Short problem:
Restate all the material verbatim, except for the pictures.
:::
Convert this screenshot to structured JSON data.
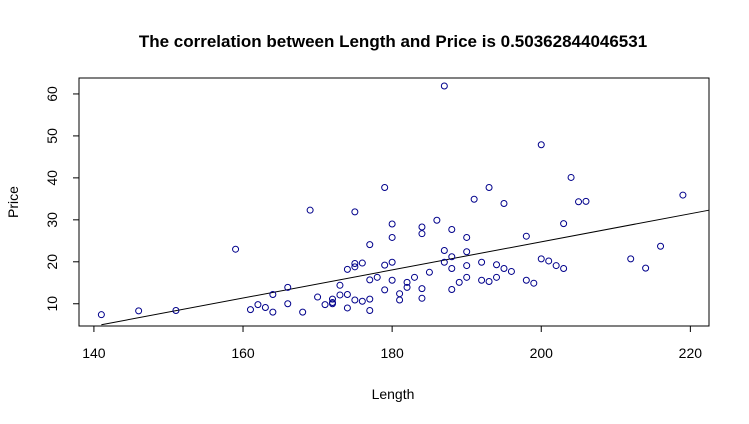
{
  "chart_data": {
    "type": "scatter",
    "title": "The correlation between Length  and  Price  is  0.50362844046531",
    "xlabel": "Length",
    "ylabel": "Price",
    "xlim": [
      138,
      222.5
    ],
    "ylim": [
      4.7,
      63.8
    ],
    "xticks": [
      140,
      160,
      180,
      200,
      220
    ],
    "yticks": [
      10,
      20,
      30,
      40,
      50,
      60
    ],
    "point_color": "#00008B",
    "line_color": "#000000",
    "regression_line": {
      "x": [
        141,
        222.5
      ],
      "y": [
        5.0,
        32.3
      ]
    },
    "points": [
      [
        141,
        7.4
      ],
      [
        146,
        8.3
      ],
      [
        151,
        8.4
      ],
      [
        159,
        23.0
      ],
      [
        161,
        8.6
      ],
      [
        162,
        9.8
      ],
      [
        163,
        9.1
      ],
      [
        164,
        12.2
      ],
      [
        164,
        8.0
      ],
      [
        166,
        13.9
      ],
      [
        166,
        10.0
      ],
      [
        168,
        8.0
      ],
      [
        169,
        32.3
      ],
      [
        170,
        11.6
      ],
      [
        171,
        9.8
      ],
      [
        172,
        11.1
      ],
      [
        172,
        10.3
      ],
      [
        172,
        10.0
      ],
      [
        173,
        12.1
      ],
      [
        173,
        14.4
      ],
      [
        174,
        18.2
      ],
      [
        174,
        12.2
      ],
      [
        174,
        9.0
      ],
      [
        175,
        31.9
      ],
      [
        175,
        19.6
      ],
      [
        175,
        18.8
      ],
      [
        175,
        10.9
      ],
      [
        176,
        19.7
      ],
      [
        176,
        10.6
      ],
      [
        177,
        24.1
      ],
      [
        177,
        15.7
      ],
      [
        177,
        11.1
      ],
      [
        177,
        8.4
      ],
      [
        178,
        16.3
      ],
      [
        179,
        37.7
      ],
      [
        179,
        19.2
      ],
      [
        179,
        13.3
      ],
      [
        180,
        29.0
      ],
      [
        180,
        25.8
      ],
      [
        180,
        19.9
      ],
      [
        180,
        15.6
      ],
      [
        181,
        10.9
      ],
      [
        181,
        12.4
      ],
      [
        182,
        15.1
      ],
      [
        182,
        13.9
      ],
      [
        183,
        16.3
      ],
      [
        184,
        11.3
      ],
      [
        184,
        13.6
      ],
      [
        184,
        26.7
      ],
      [
        184,
        28.3
      ],
      [
        185,
        17.5
      ],
      [
        186,
        29.9
      ],
      [
        187,
        61.9
      ],
      [
        187,
        22.7
      ],
      [
        187,
        19.9
      ],
      [
        188,
        27.7
      ],
      [
        188,
        21.2
      ],
      [
        188,
        18.4
      ],
      [
        188,
        13.4
      ],
      [
        189,
        15.1
      ],
      [
        190,
        25.8
      ],
      [
        190,
        22.4
      ],
      [
        190,
        19.1
      ],
      [
        190,
        16.3
      ],
      [
        191,
        34.9
      ],
      [
        192,
        19.9
      ],
      [
        192,
        15.6
      ],
      [
        193,
        37.7
      ],
      [
        193,
        15.3
      ],
      [
        194,
        19.3
      ],
      [
        194,
        16.3
      ],
      [
        195,
        33.9
      ],
      [
        195,
        18.4
      ],
      [
        196,
        17.7
      ],
      [
        198,
        26.1
      ],
      [
        198,
        15.6
      ],
      [
        199,
        14.9
      ],
      [
        200,
        47.9
      ],
      [
        200,
        20.7
      ],
      [
        201,
        20.2
      ],
      [
        202,
        19.1
      ],
      [
        203,
        29.1
      ],
      [
        203,
        18.4
      ],
      [
        204,
        40.1
      ],
      [
        205,
        34.3
      ],
      [
        206,
        34.4
      ],
      [
        212,
        20.7
      ],
      [
        214,
        18.5
      ],
      [
        216,
        23.7
      ],
      [
        219,
        35.9
      ]
    ]
  }
}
:::
Response to this exercise:
Convert this screenshot to structured JSON data.
{
  "chart_data": {
    "type": "scatter",
    "title": "The correlation between Length  and  Price  is  0.50362844046531",
    "xlabel": "Length",
    "ylabel": "Price",
    "xlim": [
      138,
      222.5
    ],
    "ylim": [
      4.7,
      63.8
    ],
    "xticks": [
      140,
      160,
      180,
      200,
      220
    ],
    "yticks": [
      10,
      20,
      30,
      40,
      50,
      60
    ],
    "point_color": "#00008B",
    "line_color": "#000000",
    "regression_line": {
      "x": [
        141,
        222.5
      ],
      "y": [
        5.0,
        32.3
      ]
    },
    "points": [
      [
        141,
        7.4
      ],
      [
        146,
        8.3
      ],
      [
        151,
        8.4
      ],
      [
        159,
        23.0
      ],
      [
        161,
        8.6
      ],
      [
        162,
        9.8
      ],
      [
        163,
        9.1
      ],
      [
        164,
        12.2
      ],
      [
        164,
        8.0
      ],
      [
        166,
        13.9
      ],
      [
        166,
        10.0
      ],
      [
        168,
        8.0
      ],
      [
        169,
        32.3
      ],
      [
        170,
        11.6
      ],
      [
        171,
        9.8
      ],
      [
        172,
        11.1
      ],
      [
        172,
        10.3
      ],
      [
        172,
        10.0
      ],
      [
        173,
        12.1
      ],
      [
        173,
        14.4
      ],
      [
        174,
        18.2
      ],
      [
        174,
        12.2
      ],
      [
        174,
        9.0
      ],
      [
        175,
        31.9
      ],
      [
        175,
        19.6
      ],
      [
        175,
        18.8
      ],
      [
        175,
        10.9
      ],
      [
        176,
        19.7
      ],
      [
        176,
        10.6
      ],
      [
        177,
        24.1
      ],
      [
        177,
        15.7
      ],
      [
        177,
        11.1
      ],
      [
        177,
        8.4
      ],
      [
        178,
        16.3
      ],
      [
        179,
        37.7
      ],
      [
        179,
        19.2
      ],
      [
        179,
        13.3
      ],
      [
        180,
        29.0
      ],
      [
        180,
        25.8
      ],
      [
        180,
        19.9
      ],
      [
        180,
        15.6
      ],
      [
        181,
        10.9
      ],
      [
        181,
        12.4
      ],
      [
        182,
        15.1
      ],
      [
        182,
        13.9
      ],
      [
        183,
        16.3
      ],
      [
        184,
        11.3
      ],
      [
        184,
        13.6
      ],
      [
        184,
        26.7
      ],
      [
        184,
        28.3
      ],
      [
        185,
        17.5
      ],
      [
        186,
        29.9
      ],
      [
        187,
        61.9
      ],
      [
        187,
        22.7
      ],
      [
        187,
        19.9
      ],
      [
        188,
        27.7
      ],
      [
        188,
        21.2
      ],
      [
        188,
        18.4
      ],
      [
        188,
        13.4
      ],
      [
        189,
        15.1
      ],
      [
        190,
        25.8
      ],
      [
        190,
        22.4
      ],
      [
        190,
        19.1
      ],
      [
        190,
        16.3
      ],
      [
        191,
        34.9
      ],
      [
        192,
        19.9
      ],
      [
        192,
        15.6
      ],
      [
        193,
        37.7
      ],
      [
        193,
        15.3
      ],
      [
        194,
        19.3
      ],
      [
        194,
        16.3
      ],
      [
        195,
        33.9
      ],
      [
        195,
        18.4
      ],
      [
        196,
        17.7
      ],
      [
        198,
        26.1
      ],
      [
        198,
        15.6
      ],
      [
        199,
        14.9
      ],
      [
        200,
        47.9
      ],
      [
        200,
        20.7
      ],
      [
        201,
        20.2
      ],
      [
        202,
        19.1
      ],
      [
        203,
        29.1
      ],
      [
        203,
        18.4
      ],
      [
        204,
        40.1
      ],
      [
        205,
        34.3
      ],
      [
        206,
        34.4
      ],
      [
        212,
        20.7
      ],
      [
        214,
        18.5
      ],
      [
        216,
        23.7
      ],
      [
        219,
        35.9
      ]
    ]
  }
}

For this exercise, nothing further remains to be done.